• **WHAT TO DO**: Give only the number of lines that hold the word "chemins".

____ EXTRACTED MATERIAL

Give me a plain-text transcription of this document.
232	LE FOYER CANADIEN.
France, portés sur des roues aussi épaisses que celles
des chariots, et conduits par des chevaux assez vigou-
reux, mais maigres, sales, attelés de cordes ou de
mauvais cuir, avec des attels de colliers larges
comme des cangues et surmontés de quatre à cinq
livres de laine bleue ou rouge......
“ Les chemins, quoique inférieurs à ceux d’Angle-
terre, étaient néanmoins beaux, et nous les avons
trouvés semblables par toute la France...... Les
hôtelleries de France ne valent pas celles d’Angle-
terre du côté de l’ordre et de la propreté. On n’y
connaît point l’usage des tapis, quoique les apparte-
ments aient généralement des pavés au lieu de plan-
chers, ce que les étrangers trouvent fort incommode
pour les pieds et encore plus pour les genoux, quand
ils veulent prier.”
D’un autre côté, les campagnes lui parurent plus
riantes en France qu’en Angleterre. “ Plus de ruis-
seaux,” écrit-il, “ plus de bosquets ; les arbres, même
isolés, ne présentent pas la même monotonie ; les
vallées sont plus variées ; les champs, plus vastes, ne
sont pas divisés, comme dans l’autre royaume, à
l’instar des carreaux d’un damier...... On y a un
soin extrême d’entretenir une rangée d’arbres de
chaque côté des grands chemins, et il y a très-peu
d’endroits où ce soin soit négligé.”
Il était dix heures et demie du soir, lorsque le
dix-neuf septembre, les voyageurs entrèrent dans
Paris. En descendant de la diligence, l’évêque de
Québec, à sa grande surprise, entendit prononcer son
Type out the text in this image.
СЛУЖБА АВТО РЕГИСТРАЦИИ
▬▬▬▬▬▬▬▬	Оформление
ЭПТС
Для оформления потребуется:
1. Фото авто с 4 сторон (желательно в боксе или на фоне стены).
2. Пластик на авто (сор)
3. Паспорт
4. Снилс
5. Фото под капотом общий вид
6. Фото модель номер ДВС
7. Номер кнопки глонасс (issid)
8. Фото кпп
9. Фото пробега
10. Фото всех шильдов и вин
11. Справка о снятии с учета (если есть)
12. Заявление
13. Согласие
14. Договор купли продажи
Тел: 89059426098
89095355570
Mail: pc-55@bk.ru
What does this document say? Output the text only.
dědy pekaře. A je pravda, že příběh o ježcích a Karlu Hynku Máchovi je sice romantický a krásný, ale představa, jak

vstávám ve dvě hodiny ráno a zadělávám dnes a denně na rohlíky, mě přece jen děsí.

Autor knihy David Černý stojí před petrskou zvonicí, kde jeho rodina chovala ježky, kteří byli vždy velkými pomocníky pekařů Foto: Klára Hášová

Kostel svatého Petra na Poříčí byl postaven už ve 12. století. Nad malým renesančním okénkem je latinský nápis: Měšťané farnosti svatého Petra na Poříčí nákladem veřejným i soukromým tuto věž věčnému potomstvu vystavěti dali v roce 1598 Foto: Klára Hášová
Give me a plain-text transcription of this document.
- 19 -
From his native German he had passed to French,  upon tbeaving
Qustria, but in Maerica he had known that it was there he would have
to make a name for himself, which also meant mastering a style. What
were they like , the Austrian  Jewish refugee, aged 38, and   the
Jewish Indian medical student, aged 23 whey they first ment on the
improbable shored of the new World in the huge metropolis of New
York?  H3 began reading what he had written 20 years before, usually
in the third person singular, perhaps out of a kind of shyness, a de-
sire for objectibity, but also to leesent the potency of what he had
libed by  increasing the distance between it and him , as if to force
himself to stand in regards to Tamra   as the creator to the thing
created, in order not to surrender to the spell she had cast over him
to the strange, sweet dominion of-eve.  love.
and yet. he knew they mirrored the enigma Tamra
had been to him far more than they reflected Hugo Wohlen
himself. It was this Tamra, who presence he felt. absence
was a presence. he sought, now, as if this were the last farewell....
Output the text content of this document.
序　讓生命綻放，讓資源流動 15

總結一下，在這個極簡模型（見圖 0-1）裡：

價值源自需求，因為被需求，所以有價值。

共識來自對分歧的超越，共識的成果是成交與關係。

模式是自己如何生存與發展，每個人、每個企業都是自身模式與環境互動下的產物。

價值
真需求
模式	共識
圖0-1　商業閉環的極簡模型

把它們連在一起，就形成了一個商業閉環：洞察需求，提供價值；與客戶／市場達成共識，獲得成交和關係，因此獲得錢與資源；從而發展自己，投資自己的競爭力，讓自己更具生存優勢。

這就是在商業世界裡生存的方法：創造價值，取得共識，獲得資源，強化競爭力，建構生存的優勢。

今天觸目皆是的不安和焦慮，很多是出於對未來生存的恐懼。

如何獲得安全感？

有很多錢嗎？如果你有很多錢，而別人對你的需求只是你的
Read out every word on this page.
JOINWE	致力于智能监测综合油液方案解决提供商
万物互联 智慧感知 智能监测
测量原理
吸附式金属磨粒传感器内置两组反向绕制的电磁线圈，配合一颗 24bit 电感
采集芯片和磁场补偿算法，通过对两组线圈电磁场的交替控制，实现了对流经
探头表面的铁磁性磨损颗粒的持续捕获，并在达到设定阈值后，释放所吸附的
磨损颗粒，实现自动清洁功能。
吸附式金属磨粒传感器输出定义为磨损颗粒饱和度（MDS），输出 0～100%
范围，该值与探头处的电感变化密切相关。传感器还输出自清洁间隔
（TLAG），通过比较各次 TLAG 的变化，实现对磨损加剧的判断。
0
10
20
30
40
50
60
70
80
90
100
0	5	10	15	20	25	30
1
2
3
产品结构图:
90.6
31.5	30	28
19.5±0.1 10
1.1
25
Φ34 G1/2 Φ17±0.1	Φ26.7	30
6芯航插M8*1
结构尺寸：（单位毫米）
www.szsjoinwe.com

________

• **ANSWER FOR THIS EXERCISE**: 2